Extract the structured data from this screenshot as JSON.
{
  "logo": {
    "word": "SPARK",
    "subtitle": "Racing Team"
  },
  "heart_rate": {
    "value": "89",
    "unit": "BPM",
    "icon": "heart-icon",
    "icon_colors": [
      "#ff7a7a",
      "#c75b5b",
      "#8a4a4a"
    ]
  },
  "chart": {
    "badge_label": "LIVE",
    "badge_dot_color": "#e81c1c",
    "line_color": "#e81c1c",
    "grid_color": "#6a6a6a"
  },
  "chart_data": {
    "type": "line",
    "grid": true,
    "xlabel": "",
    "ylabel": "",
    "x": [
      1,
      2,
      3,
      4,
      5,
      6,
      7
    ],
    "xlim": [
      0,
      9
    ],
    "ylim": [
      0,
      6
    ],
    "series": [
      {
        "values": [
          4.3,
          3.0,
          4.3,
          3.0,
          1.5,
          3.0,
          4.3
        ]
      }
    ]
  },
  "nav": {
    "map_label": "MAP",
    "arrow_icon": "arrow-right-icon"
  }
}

#####

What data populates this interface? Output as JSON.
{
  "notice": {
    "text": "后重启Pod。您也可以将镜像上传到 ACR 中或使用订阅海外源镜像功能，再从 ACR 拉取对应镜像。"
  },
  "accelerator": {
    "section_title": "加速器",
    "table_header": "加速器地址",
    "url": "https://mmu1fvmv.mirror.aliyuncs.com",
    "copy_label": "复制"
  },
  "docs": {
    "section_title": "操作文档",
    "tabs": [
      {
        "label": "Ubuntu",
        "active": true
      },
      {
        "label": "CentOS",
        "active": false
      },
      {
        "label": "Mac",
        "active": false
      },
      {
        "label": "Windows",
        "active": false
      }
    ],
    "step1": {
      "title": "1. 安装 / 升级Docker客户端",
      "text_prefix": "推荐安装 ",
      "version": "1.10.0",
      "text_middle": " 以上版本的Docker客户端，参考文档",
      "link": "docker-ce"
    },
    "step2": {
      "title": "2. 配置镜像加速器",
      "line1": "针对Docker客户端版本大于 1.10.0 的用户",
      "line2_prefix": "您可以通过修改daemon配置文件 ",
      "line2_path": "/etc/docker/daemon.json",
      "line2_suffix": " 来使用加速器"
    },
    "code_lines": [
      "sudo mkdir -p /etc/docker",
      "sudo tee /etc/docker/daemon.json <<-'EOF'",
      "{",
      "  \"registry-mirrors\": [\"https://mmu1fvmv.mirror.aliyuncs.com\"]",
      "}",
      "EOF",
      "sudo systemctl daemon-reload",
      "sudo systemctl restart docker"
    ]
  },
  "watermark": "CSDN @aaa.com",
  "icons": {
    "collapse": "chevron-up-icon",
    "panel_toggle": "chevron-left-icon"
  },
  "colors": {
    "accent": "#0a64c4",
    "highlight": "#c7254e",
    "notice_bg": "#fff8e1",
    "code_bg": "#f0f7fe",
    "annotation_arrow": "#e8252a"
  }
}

#####

■ **Problem description**
Take every line that includes the string "aliyuncs" and copy it.

■ **Written answer**
    "url": "https://mmu1fvmv.mirror.aliyuncs.com",
      "  \"registry-mirrors\": [\"https://mmu1fvmv.mirror.aliyuncs.com\"]",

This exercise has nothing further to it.